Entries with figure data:
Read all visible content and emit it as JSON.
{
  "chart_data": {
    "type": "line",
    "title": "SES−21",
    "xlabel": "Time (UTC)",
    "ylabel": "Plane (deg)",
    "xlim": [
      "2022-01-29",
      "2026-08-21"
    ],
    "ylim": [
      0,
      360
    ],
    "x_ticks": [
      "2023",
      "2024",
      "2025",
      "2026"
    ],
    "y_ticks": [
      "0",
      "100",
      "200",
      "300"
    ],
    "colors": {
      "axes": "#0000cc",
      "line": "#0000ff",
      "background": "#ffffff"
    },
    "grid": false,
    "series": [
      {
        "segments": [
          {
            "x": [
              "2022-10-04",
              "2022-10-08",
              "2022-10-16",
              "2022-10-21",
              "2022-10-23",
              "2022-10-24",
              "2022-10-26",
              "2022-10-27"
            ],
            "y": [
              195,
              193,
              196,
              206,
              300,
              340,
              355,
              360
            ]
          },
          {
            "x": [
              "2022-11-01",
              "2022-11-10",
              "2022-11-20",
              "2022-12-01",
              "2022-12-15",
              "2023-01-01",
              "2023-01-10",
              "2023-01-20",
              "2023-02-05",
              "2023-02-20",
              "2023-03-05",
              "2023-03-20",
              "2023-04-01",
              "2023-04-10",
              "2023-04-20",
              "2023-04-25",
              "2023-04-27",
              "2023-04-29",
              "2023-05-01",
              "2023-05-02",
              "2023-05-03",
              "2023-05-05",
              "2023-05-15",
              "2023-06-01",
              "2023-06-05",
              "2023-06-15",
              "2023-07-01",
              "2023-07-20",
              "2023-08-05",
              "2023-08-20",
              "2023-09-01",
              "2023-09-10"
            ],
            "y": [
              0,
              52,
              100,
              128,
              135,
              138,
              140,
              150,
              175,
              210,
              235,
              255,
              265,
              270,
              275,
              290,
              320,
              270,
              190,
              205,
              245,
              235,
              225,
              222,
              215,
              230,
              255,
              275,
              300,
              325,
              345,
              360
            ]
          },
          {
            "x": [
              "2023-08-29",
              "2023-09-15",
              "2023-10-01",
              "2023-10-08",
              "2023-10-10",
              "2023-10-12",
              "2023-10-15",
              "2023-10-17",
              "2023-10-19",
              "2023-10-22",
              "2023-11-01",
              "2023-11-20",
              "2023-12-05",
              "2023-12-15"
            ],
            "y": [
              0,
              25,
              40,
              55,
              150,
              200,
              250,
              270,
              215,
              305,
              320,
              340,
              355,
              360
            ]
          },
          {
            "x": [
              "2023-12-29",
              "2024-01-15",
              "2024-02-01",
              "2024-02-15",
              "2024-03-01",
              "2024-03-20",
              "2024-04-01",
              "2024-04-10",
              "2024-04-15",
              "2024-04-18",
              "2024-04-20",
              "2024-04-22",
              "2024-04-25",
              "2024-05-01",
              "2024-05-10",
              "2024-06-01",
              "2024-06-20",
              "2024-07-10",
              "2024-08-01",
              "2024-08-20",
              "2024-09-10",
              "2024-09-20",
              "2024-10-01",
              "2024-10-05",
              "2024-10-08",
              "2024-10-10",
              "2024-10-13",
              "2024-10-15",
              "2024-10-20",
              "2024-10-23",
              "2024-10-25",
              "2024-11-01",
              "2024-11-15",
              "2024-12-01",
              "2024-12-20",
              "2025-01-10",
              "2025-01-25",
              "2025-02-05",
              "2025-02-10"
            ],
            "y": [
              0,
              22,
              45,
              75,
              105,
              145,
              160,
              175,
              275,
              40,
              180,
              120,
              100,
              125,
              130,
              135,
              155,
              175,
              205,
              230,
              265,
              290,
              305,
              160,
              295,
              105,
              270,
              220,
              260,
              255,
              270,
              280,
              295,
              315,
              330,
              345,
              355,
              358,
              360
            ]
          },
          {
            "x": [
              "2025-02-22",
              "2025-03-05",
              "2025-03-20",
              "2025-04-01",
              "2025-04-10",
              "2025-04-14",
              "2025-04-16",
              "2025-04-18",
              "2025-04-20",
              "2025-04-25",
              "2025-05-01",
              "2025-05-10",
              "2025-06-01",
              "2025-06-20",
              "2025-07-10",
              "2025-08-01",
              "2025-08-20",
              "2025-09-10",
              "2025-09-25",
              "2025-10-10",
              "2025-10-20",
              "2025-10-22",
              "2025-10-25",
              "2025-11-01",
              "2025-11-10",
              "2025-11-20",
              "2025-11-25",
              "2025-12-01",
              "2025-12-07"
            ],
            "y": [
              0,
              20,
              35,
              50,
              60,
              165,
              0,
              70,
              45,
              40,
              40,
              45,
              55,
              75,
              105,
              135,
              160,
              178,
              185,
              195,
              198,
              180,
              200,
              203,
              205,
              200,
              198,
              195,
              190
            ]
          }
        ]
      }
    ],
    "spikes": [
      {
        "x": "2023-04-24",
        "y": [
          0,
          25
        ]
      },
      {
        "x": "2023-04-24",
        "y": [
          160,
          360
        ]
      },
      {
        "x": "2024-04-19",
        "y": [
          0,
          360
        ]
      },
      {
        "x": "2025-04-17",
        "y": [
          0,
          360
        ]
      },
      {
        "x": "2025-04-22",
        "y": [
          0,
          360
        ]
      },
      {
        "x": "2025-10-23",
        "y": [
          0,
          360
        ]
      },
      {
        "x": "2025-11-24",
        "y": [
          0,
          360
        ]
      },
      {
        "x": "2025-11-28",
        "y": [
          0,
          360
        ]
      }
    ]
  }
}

INSTRUCTION:
Please reproduce all of the entries exactly as they stand.

COMPLETE RESPONSE:
Read all visible content and emit it as JSON.
{
  "chart_data": {
    "type": "line",
    "title": "SES−21",
    "xlabel": "Time (UTC)",
    "ylabel": "Plane (deg)",
    "xlim": [
      "2022-01-29",
      "2026-08-21"
    ],
    "ylim": [
      0,
      360
    ],
    "x_ticks": [
      "2023",
      "2024",
      "2025",
      "2026"
    ],
    "y_ticks": [
      "0",
      "100",
      "200",
      "300"
    ],
    "colors": {
      "axes": "#0000cc",
      "line": "#0000ff",
      "background": "#ffffff"
    },
    "grid": false,
    "series": [
      {
        "segments": [
          {
            "x": [
              "2022-10-04",
              "2022-10-08",
              "2022-10-16",
              "2022-10-21",
              "2022-10-23",
              "2022-10-24",
              "2022-10-26",
              "2022-10-27"
            ],
            "y": [
              195,
              193,
              196,
              206,
              300,
              340,
              355,
              360
            ]
          },
          {
            "x": [
              "2022-11-01",
              "2022-11-10",
              "2022-11-20",
              "2022-12-01",
              "2022-12-15",
              "2023-01-01",
              "2023-01-10",
              "2023-01-20",
              "2023-02-05",
              "2023-02-20",
              "2023-03-05",
              "2023-03-20",
              "2023-04-01",
              "2023-04-10",
              "2023-04-20",
              "2023-04-25",
              "2023-04-27",
              "2023-04-29",
              "2023-05-01",
              "2023-05-02",
              "2023-05-03",
              "2023-05-05",
              "2023-05-15",
              "2023-06-01",
              "2023-06-05",
              "2023-06-15",
              "2023-07-01",
              "2023-07-20",
              "2023-08-05",
              "2023-08-20",
              "2023-09-01",
              "2023-09-10"
            ],
            "y": [
              0,
              52,
              100,
              128,
              135,
              138,
              140,
              150,
              175,
              210,
              235,
              255,
              265,
              270,
              275,
              290,
              320,
              270,
              190,
              205,
              245,
              235,
              225,
              222,
              215,
              230,
              255,
              275,
              300,
              325,
              345,
              360
            ]
          },
          {
            "x": [
              "2023-08-29",
              "2023-09-15",
              "2023-10-01",
              "2023-10-08",
              "2023-10-10",
              "2023-10-12",
              "2023-10-15",
              "2023-10-17",
              "2023-10-19",
              "2023-10-22",
              "2023-11-01",
              "2023-11-20",
              "2023-12-05",
              "2023-12-15"
            ],
            "y": [
              0,
              25,
              40,
              55,
              150,
              200,
              250,
              270,
              215,
              305,
              320,
              340,
              355,
              360
            ]
          },
          {
            "x": [
              "2023-12-29",
              "2024-01-15",
              "2024-02-01",
              "2024-02-15",
              "2024-03-01",
              "2024-03-20",
              "2024-04-01",
              "2024-04-10",
              "2024-04-15",
              "2024-04-18",
              "2024-04-20",
              "2024-04-22",
              "2024-04-25",
              "2024-05-01",
              "2024-05-10",
              "2024-06-01",
              "2024-06-20",
              "2024-07-10",
              "2024-08-01",
              "2024-08-20",
              "2024-09-10",
              "2024-09-20",
              "2024-10-01",
              "2024-10-05",
              "2024-10-08",
              "2024-10-10",
              "2024-10-13",
              "2024-10-15",
              "2024-10-20",
              "2024-10-23",
              "2024-10-25",
              "2024-11-01",
              "2024-11-15",
              "2024-12-01",
              "2024-12-20",
              "2025-01-10",
              "2025-01-25",
              "2025-02-05",
              "2025-02-10"
            ],
            "y": [
              0,
              22,
              45,
              75,
              105,
              145,
              160,
              175,
              275,
              40,
              180,
              120,
              100,
              125,
              130,
              135,
              155,
              175,
              205,
              230,
              265,
              290,
              305,
              160,
              295,
              105,
              270,
              220,
              260,
              255,
              270,
              280,
              295,
              315,
              330,
              345,
              355,
              358,
              360
            ]
          },
          {
            "x": [
              "2025-02-22",
              "2025-03-05",
              "2025-03-20",
              "2025-04-01",
              "2025-04-10",
              "2025-04-14",
              "2025-04-16",
              "2025-04-18",
              "2025-04-20",
              "2025-04-25",
              "2025-05-01",
              "2025-05-10",
              "2025-06-01",
              "2025-06-20",
              "2025-07-10",
              "2025-08-01",
              "2025-08-20",
              "2025-09-10",
              "2025-09-25",
              "2025-10-10",
              "2025-10-20",
              "2025-10-22",
              "2025-10-25",
              "2025-11-01",
              "2025-11-10",
              "2025-11-20",
              "2025-11-25",
              "2025-12-01",
              "2025-12-07"
            ],
            "y": [
              0,
              20,
              35,
              50,
              60,
              165,
              0,
              70,
              45,
              40,
              40,
              45,
              55,
              75,
              105,
              135,
              160,
              178,
              185,
              195,
              198,
              180,
              200,
              203,
              205,
              200,
              198,
              195,
              190
            ]
          }
        ]
      }
    ],
    "spikes": [
      {
        "x": "2023-04-24",
        "y": [
          0,
          25
        ]
      },
      {
        "x": "2023-04-24",
        "y": [
          160,
          360
        ]
      },
      {
        "x": "2024-04-19",
        "y": [
          0,
          360
        ]
      },
      {
        "x": "2025-04-17",
        "y": [
          0,
          360
        ]
      },
      {
        "x": "2025-04-22",
        "y": [
          0,
          360
        ]
      },
      {
        "x": "2025-10-23",
        "y": [
          0,
          360
        ]
      },
      {
        "x": "2025-11-24",
        "y": [
          0,
          360
        ]
      },
      {
        "x": "2025-11-28",
        "y": [
          0,
          360
        ]
      }
    ]
  }
}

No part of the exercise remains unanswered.